## WHAT YOU WILL DO:
Check each line of the material below, and copy it if it holds the string "your".

## THE RECORDS:

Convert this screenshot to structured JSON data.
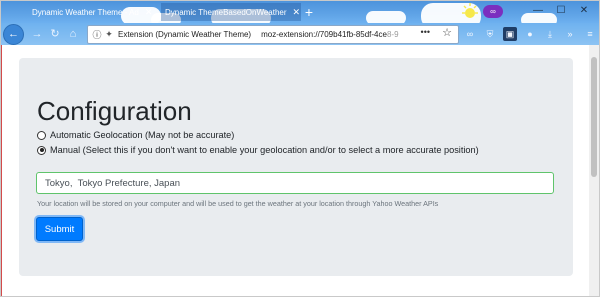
{
  "browser": {
    "tabs": [
      {
        "label": "Dynamic Weather Theme - Ad"
      },
      {
        "label": "Dynamic ThemeBasedOnWeather"
      }
    ],
    "new_tab_symbol": "+",
    "window_controls": {
      "minimize": "—",
      "maximize": "☐",
      "close": "✕"
    },
    "mask_badge": "∞",
    "nav": {
      "back_icon": "arrow-left-icon",
      "forward_icon": "arrow-right-icon",
      "reload_icon": "reload-icon",
      "home_icon": "home-icon"
    },
    "urlbar": {
      "identity_label": "Extension (Dynamic Weather Theme)",
      "address": "moz-extension://709b41fb-85df-4ce",
      "address_faded": "8-9",
      "more_symbol": "•••",
      "star_symbol": "☆"
    },
    "toolbar_icons": [
      "extension-icon",
      "shield-icon",
      "container-icon",
      "download-icon",
      "overflow-icon"
    ],
    "theme_colors": {
      "sky_top": "#4d93dc",
      "sky_bottom": "#8cc3f3",
      "cloud": "#ffffff"
    }
  },
  "page": {
    "title": "Configuration",
    "options": [
      {
        "label": "Automatic Geolocation (May not be accurate)",
        "checked": false
      },
      {
        "label": "Manual (Select this if you don't want to enable your geolocation and/or to select a more accurate position)",
        "checked": true
      }
    ],
    "location_input": {
      "value": "Tokyo,  Tokyo Prefecture, Japan"
    },
    "help_text": "Your location will be stored on your computer and will be used to get the weather at your location through Yahoo Weather APIs",
    "submit_label": "Submit",
    "colors": {
      "accent": "#007bff",
      "panel": "#e9ecef",
      "input_border": "#5fc46b"
    }
  }
}
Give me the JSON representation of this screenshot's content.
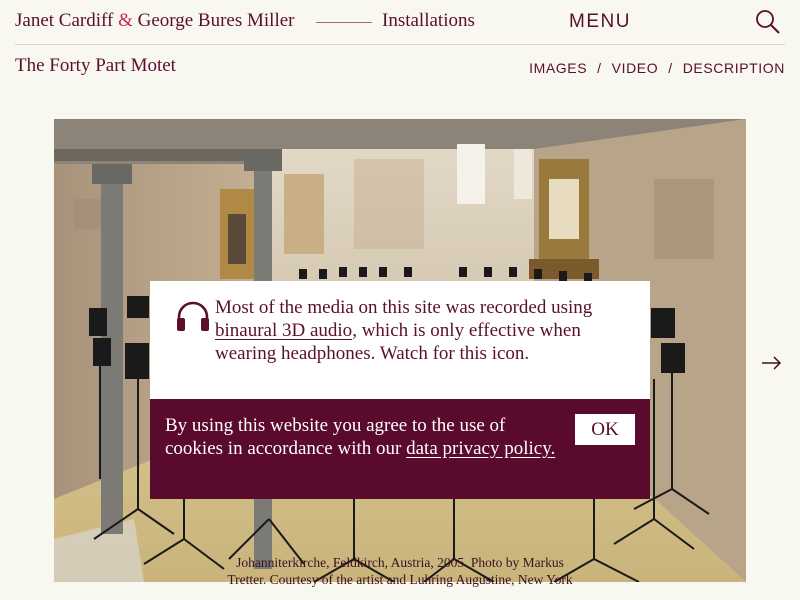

## CORRECT ANSWER:
        "label": "Manual (Select this if you don't want to enable your geolocation and/or to select a more accurate position)",
    "help_text": "Your location will be stored on your computer and will be used to get the weather at your location through Yahoo Weather APIs",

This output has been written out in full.